Output all lines exactly, with nothing added or dropped.

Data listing
<<<<

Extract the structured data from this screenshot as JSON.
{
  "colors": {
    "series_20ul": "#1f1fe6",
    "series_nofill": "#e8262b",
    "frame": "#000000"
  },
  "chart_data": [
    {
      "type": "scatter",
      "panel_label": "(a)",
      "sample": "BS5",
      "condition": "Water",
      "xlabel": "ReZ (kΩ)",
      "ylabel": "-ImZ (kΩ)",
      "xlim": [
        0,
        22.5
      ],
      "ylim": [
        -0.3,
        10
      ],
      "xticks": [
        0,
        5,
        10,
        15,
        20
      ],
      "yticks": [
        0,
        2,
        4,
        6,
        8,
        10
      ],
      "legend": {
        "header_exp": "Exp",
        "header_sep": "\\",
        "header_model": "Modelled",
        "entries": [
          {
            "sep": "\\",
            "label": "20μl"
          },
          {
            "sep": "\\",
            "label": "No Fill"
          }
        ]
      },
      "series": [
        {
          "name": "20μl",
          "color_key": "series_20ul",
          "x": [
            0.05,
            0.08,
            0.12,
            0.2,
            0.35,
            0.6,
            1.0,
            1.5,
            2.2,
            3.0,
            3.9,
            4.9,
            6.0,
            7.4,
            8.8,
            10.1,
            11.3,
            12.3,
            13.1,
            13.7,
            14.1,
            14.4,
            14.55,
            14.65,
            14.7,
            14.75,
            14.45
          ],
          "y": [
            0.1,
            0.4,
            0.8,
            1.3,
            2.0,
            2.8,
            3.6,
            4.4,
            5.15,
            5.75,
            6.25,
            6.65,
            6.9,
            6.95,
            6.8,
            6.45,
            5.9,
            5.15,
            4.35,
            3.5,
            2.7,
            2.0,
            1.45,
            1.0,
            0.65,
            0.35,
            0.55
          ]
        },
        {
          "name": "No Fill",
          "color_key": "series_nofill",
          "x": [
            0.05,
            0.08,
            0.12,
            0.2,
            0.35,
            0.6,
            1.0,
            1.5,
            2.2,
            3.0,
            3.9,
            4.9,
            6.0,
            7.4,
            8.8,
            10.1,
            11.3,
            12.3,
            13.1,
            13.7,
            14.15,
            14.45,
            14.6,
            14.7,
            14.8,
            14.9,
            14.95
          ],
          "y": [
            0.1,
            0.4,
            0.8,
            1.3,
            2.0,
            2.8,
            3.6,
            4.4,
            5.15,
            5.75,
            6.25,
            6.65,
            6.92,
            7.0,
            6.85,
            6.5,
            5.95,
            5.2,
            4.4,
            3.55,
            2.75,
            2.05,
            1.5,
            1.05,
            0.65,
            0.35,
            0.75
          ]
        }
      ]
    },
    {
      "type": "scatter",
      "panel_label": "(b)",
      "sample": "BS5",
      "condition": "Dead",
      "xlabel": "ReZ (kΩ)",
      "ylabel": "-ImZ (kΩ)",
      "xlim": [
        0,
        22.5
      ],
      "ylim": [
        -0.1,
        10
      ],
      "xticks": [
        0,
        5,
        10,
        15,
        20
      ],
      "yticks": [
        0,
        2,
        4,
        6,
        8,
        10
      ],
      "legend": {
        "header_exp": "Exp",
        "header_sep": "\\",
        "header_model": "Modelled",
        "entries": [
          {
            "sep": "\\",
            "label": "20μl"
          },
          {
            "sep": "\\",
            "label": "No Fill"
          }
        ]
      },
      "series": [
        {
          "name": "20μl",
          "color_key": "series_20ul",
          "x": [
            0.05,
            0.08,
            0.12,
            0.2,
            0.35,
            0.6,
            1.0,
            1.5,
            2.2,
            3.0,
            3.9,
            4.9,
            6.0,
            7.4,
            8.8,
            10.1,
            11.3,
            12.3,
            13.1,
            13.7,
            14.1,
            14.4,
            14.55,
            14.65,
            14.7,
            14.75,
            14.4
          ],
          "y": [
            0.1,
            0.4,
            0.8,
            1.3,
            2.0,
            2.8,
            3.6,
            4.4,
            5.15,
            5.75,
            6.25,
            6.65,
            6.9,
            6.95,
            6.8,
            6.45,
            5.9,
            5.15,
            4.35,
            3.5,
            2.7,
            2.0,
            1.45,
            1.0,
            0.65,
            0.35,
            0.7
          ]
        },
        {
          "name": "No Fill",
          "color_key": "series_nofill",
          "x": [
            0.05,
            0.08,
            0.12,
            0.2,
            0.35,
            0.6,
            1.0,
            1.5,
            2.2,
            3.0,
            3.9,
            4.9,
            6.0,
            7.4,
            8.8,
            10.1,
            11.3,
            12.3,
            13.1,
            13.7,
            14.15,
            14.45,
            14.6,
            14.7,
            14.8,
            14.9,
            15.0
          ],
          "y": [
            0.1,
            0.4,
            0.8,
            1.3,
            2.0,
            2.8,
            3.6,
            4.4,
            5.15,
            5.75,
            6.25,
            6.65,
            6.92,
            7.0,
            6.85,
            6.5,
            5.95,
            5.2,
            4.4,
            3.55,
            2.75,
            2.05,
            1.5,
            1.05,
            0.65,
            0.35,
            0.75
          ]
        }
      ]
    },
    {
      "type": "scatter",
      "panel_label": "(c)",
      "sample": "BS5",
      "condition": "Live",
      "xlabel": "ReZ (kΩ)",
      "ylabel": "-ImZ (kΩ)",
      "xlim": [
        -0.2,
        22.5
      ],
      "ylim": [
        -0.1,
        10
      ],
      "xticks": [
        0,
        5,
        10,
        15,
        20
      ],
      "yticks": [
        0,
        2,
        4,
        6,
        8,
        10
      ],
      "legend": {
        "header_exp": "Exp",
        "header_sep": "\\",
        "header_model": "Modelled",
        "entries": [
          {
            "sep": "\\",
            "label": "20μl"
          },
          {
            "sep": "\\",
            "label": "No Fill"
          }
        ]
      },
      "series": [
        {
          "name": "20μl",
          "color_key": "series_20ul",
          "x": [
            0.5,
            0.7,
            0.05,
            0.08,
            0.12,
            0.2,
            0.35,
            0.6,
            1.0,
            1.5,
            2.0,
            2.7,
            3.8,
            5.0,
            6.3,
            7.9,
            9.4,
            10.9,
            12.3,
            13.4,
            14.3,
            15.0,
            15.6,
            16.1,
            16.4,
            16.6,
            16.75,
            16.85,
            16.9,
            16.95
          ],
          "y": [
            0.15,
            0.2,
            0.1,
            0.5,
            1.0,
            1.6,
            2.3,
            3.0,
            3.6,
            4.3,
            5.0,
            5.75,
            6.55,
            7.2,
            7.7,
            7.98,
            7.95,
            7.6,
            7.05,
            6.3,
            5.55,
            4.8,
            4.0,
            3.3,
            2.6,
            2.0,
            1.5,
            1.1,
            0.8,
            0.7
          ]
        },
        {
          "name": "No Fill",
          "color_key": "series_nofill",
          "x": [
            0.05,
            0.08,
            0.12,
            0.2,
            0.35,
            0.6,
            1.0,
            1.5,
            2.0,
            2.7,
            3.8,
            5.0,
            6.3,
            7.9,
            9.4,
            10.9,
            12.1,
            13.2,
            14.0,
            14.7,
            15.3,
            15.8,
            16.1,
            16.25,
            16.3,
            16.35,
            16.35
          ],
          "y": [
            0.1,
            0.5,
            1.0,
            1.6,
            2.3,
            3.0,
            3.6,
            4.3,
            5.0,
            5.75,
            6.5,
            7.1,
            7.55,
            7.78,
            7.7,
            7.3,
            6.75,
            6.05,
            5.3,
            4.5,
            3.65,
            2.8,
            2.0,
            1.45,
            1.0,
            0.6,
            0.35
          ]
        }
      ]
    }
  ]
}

>>>>

» **Response**:
Extract the structured data from this screenshot as JSON.
{
  "colors": {
    "series_20ul": "#1f1fe6",
    "series_nofill": "#e8262b",
    "frame": "#000000"
  },
  "chart_data": [
    {
      "type": "scatter",
      "panel_label": "(a)",
      "sample": "BS5",
      "condition": "Water",
      "xlabel": "ReZ (kΩ)",
      "ylabel": "-ImZ (kΩ)",
      "xlim": [
        0,
        22.5
      ],
      "ylim": [
        -0.3,
        10
      ],
      "xticks": [
        0,
        5,
        10,
        15,
        20
      ],
      "yticks": [
        0,
        2,
        4,
        6,
        8,
        10
      ],
      "legend": {
        "header_exp": "Exp",
        "header_sep": "\\",
        "header_model": "Modelled",
        "entries": [
          {
            "sep": "\\",
            "label": "20μl"
          },
          {
            "sep": "\\",
            "label": "No Fill"
          }
        ]
      },
      "series": [
        {
          "name": "20μl",
          "color_key": "series_20ul",
          "x": [
            0.05,
            0.08,
            0.12,
            0.2,
            0.35,
            0.6,
            1.0,
            1.5,
            2.2,
            3.0,
            3.9,
            4.9,
            6.0,
            7.4,
            8.8,
            10.1,
            11.3,
            12.3,
            13.1,
            13.7,
            14.1,
            14.4,
            14.55,
            14.65,
            14.7,
            14.75,
            14.45
          ],
          "y": [
            0.1,
            0.4,
            0.8,
            1.3,
            2.0,
            2.8,
            3.6,
            4.4,
            5.15,
            5.75,
            6.25,
            6.65,
            6.9,
            6.95,
            6.8,
            6.45,
            5.9,
            5.15,
            4.35,
            3.5,
            2.7,
            2.0,
            1.45,
            1.0,
            0.65,
            0.35,
            0.55
          ]
        },
        {
          "name": "No Fill",
          "color_key": "series_nofill",
          "x": [
            0.05,
            0.08,
            0.12,
            0.2,
            0.35,
            0.6,
            1.0,
            1.5,
            2.2,
            3.0,
            3.9,
            4.9,
            6.0,
            7.4,
            8.8,
            10.1,
            11.3,
            12.3,
            13.1,
            13.7,
            14.15,
            14.45,
            14.6,
            14.7,
            14.8,
            14.9,
            14.95
          ],
          "y": [
            0.1,
            0.4,
            0.8,
            1.3,
            2.0,
            2.8,
            3.6,
            4.4,
            5.15,
            5.75,
            6.25,
            6.65,
            6.92,
            7.0,
            6.85,
            6.5,
            5.95,
            5.2,
            4.4,
            3.55,
            2.75,
            2.05,
            1.5,
            1.05,
            0.65,
            0.35,
            0.75
          ]
        }
      ]
    },
    {
      "type": "scatter",
      "panel_label": "(b)",
      "sample": "BS5",
      "condition": "Dead",
      "xlabel": "ReZ (kΩ)",
      "ylabel": "-ImZ (kΩ)",
      "xlim": [
        0,
        22.5
      ],
      "ylim": [
        -0.1,
        10
      ],
      "xticks": [
        0,
        5,
        10,
        15,
        20
      ],
      "yticks": [
        0,
        2,
        4,
        6,
        8,
        10
      ],
      "legend": {
        "header_exp": "Exp",
        "header_sep": "\\",
        "header_model": "Modelled",
        "entries": [
          {
            "sep": "\\",
            "label": "20μl"
          },
          {
            "sep": "\\",
            "label": "No Fill"
          }
        ]
      },
      "series": [
        {
          "name": "20μl",
          "color_key": "series_20ul",
          "x": [
            0.05,
            0.08,
            0.12,
            0.2,
            0.35,
            0.6,
            1.0,
            1.5,
            2.2,
            3.0,
            3.9,
            4.9,
            6.0,
            7.4,
            8.8,
            10.1,
            11.3,
            12.3,
            13.1,
            13.7,
            14.1,
            14.4,
            14.55,
            14.65,
            14.7,
            14.75,
            14.4
          ],
          "y": [
            0.1,
            0.4,
            0.8,
            1.3,
            2.0,
            2.8,
            3.6,
            4.4,
            5.15,
            5.75,
            6.25,
            6.65,
            6.9,
            6.95,
            6.8,
            6.45,
            5.9,
            5.15,
            4.35,
            3.5,
            2.7,
            2.0,
            1.45,
            1.0,
            0.65,
            0.35,
            0.7
          ]
        },
        {
          "name": "No Fill",
          "color_key": "series_nofill",
          "x": [
            0.05,
            0.08,
            0.12,
            0.2,
            0.35,
            0.6,
            1.0,
            1.5,
            2.2,
            3.0,
            3.9,
            4.9,
            6.0,
            7.4,
            8.8,
            10.1,
            11.3,
            12.3,
            13.1,
            13.7,
            14.15,
            14.45,
            14.6,
            14.7,
            14.8,
            14.9,
            15.0
          ],
          "y": [
            0.1,
            0.4,
            0.8,
            1.3,
            2.0,
            2.8,
            3.6,
            4.4,
            5.15,
            5.75,
            6.25,
            6.65,
            6.92,
            7.0,
            6.85,
            6.5,
            5.95,
            5.2,
            4.4,
            3.55,
            2.75,
            2.05,
            1.5,
            1.05,
            0.65,
            0.35,
            0.75
          ]
        }
      ]
    },
    {
      "type": "scatter",
      "panel_label": "(c)",
      "sample": "BS5",
      "condition": "Live",
      "xlabel": "ReZ (kΩ)",
      "ylabel": "-ImZ (kΩ)",
      "xlim": [
        -0.2,
        22.5
      ],
      "ylim": [
        -0.1,
        10
      ],
      "xticks": [
        0,
        5,
        10,
        15,
        20
      ],
      "yticks": [
        0,
        2,
        4,
        6,
        8,
        10
      ],
      "legend": {
        "header_exp": "Exp",
        "header_sep": "\\",
        "header_model": "Modelled",
        "entries": [
          {
            "sep": "\\",
            "label": "20μl"
          },
          {
            "sep": "\\",
            "label": "No Fill"
          }
        ]
      },
      "series": [
        {
          "name": "20μl",
          "color_key": "series_20ul",
          "x": [
            0.5,
            0.7,
            0.05,
            0.08,
            0.12,
            0.2,
            0.35,
            0.6,
            1.0,
            1.5,
            2.0,
            2.7,
            3.8,
            5.0,
            6.3,
            7.9,
            9.4,
            10.9,
            12.3,
            13.4,
            14.3,
            15.0,
            15.6,
            16.1,
            16.4,
            16.6,
            16.75,
            16.85,
            16.9,
            16.95
          ],
          "y": [
            0.15,
            0.2,
            0.1,
            0.5,
            1.0,
            1.6,
            2.3,
            3.0,
            3.6,
            4.3,
            5.0,
            5.75,
            6.55,
            7.2,
            7.7,
            7.98,
            7.95,
            7.6,
            7.05,
            6.3,
            5.55,
            4.8,
            4.0,
            3.3,
            2.6,
            2.0,
            1.5,
            1.1,
            0.8,
            0.7
          ]
        },
        {
          "name": "No Fill",
          "color_key": "series_nofill",
          "x": [
            0.05,
            0.08,
            0.12,
            0.2,
            0.35,
            0.6,
            1.0,
            1.5,
            2.0,
            2.7,
            3.8,
            5.0,
            6.3,
            7.9,
            9.4,
            10.9,
            12.1,
            13.2,
            14.0,
            14.7,
            15.3,
            15.8,
            16.1,
            16.25,
            16.3,
            16.35,
            16.35
          ],
          "y": [
            0.1,
            0.5,
            1.0,
            1.6,
            2.3,
            3.0,
            3.6,
            4.3,
            5.0,
            5.75,
            6.5,
            7.1,
            7.55,
            7.78,
            7.7,
            7.3,
            6.75,
            6.05,
            5.3,
            4.5,
            3.65,
            2.8,
            2.0,
            1.45,
            1.0,
            0.6,
            0.35
          ]
        }
      ]
    }
  ]
}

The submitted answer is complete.